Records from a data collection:
>>>

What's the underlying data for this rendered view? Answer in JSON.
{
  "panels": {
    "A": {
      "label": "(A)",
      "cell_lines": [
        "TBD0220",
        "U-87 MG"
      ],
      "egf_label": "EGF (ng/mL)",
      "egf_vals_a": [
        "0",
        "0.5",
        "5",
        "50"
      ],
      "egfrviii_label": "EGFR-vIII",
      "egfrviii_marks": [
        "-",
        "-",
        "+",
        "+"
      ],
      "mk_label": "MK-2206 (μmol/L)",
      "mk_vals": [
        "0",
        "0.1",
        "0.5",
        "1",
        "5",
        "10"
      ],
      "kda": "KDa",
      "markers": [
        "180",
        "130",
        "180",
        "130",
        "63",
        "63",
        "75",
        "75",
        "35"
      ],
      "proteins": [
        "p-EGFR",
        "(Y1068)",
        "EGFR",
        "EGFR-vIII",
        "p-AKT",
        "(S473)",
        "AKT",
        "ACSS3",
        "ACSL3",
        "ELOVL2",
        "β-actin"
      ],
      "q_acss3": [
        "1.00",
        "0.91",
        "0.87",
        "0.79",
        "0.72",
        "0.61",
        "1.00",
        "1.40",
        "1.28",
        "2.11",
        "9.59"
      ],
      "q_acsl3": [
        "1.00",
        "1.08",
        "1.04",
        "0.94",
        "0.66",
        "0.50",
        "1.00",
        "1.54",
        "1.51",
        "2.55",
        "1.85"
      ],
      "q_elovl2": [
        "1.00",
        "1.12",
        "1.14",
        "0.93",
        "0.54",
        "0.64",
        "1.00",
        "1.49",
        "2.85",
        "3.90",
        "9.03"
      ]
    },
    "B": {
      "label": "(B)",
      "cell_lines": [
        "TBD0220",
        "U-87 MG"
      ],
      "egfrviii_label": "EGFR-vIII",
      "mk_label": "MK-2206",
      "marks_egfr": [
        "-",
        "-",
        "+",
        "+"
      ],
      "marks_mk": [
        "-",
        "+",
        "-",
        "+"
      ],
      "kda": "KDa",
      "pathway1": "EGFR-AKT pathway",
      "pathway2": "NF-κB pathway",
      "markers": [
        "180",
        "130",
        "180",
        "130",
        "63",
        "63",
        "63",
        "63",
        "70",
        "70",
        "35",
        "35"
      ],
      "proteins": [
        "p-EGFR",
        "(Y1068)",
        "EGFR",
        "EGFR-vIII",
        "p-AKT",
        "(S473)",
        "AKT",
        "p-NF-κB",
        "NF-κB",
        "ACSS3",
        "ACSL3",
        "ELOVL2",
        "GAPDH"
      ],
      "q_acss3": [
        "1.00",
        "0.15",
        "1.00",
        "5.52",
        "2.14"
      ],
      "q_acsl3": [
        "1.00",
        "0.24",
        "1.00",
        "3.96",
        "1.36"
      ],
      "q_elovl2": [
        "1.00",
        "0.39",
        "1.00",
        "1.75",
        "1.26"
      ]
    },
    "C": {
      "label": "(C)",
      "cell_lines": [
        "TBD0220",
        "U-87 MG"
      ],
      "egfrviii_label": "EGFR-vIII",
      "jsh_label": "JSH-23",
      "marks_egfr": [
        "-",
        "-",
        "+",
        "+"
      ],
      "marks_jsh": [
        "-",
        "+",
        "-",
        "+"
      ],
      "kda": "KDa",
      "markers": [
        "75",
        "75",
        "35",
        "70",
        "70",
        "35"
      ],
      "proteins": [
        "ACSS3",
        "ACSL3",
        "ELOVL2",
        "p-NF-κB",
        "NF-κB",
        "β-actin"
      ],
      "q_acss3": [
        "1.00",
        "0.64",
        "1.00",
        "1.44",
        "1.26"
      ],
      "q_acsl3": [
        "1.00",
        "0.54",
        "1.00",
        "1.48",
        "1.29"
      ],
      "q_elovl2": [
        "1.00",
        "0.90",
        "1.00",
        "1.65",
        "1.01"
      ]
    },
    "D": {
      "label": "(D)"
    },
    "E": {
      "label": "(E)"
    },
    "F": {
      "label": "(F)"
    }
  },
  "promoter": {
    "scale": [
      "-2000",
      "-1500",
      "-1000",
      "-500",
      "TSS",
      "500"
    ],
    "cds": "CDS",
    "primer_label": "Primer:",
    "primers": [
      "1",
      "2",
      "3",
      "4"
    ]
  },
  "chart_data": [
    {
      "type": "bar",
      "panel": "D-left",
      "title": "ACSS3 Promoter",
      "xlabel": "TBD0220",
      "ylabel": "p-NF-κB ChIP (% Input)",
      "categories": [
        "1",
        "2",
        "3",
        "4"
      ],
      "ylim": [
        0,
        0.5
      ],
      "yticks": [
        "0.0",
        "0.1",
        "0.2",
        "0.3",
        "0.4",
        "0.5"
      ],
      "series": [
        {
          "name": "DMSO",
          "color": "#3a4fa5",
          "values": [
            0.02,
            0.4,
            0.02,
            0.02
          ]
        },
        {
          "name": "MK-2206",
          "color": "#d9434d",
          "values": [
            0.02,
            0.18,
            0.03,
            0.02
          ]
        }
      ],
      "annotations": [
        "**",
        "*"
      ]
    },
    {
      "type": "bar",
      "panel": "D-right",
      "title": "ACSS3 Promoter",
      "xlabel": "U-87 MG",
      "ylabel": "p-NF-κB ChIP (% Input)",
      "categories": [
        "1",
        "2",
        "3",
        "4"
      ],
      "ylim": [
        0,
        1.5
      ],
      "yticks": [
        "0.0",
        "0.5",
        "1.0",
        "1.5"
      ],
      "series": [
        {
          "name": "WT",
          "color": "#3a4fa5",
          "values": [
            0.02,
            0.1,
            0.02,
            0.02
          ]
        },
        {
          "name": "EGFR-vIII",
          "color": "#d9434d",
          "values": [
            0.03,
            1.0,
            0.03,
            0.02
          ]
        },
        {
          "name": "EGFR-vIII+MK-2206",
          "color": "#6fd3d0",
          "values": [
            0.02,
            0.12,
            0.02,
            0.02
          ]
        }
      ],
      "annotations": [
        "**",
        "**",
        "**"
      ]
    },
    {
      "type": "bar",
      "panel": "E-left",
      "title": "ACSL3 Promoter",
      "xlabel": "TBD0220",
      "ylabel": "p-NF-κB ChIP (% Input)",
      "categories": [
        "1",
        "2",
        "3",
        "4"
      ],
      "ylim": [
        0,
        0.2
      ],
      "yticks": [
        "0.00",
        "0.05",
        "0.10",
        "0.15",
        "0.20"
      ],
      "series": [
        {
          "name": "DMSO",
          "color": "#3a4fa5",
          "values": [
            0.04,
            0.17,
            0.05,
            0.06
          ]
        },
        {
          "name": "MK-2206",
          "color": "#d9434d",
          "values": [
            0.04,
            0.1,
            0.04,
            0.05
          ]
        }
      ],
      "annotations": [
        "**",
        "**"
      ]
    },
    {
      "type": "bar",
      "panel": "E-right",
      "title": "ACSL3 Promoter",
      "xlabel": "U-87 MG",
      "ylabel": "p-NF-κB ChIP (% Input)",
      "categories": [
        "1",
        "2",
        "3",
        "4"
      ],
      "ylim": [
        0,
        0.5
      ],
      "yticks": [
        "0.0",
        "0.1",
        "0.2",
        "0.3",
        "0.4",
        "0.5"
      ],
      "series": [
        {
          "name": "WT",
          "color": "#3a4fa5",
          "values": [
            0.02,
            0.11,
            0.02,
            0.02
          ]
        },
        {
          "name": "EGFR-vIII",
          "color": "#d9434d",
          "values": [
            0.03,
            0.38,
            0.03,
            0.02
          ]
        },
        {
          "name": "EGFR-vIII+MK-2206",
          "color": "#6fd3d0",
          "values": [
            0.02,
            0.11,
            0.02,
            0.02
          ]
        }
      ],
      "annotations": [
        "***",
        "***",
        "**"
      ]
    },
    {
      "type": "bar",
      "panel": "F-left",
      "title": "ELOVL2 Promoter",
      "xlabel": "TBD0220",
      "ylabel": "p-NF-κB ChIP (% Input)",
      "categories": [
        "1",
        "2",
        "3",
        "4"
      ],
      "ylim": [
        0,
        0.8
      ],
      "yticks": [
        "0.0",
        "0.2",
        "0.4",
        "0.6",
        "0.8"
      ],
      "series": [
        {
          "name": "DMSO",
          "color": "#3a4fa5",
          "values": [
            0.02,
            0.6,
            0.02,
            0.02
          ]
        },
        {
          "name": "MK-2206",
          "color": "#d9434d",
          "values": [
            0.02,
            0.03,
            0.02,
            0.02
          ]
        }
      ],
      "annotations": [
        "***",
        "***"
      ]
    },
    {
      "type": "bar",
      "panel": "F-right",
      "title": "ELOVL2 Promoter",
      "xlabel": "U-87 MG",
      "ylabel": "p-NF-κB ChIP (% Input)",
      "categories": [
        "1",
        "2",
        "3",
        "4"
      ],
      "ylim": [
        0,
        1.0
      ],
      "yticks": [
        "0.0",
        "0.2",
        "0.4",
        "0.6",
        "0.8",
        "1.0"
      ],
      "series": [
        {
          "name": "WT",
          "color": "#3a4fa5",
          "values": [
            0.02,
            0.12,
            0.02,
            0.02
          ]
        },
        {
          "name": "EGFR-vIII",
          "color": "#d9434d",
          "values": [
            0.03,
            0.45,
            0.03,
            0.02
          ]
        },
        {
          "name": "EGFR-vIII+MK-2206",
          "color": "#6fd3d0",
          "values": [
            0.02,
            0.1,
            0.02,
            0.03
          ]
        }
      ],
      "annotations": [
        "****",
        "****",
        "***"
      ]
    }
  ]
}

<<<

## YOUR INSTRUCTIONS
Every line above that carries the string "right" should be copied.

## WRITTEN SOLUTION
      "panel": "D-right",
      "panel": "E-right",
      "panel": "F-right",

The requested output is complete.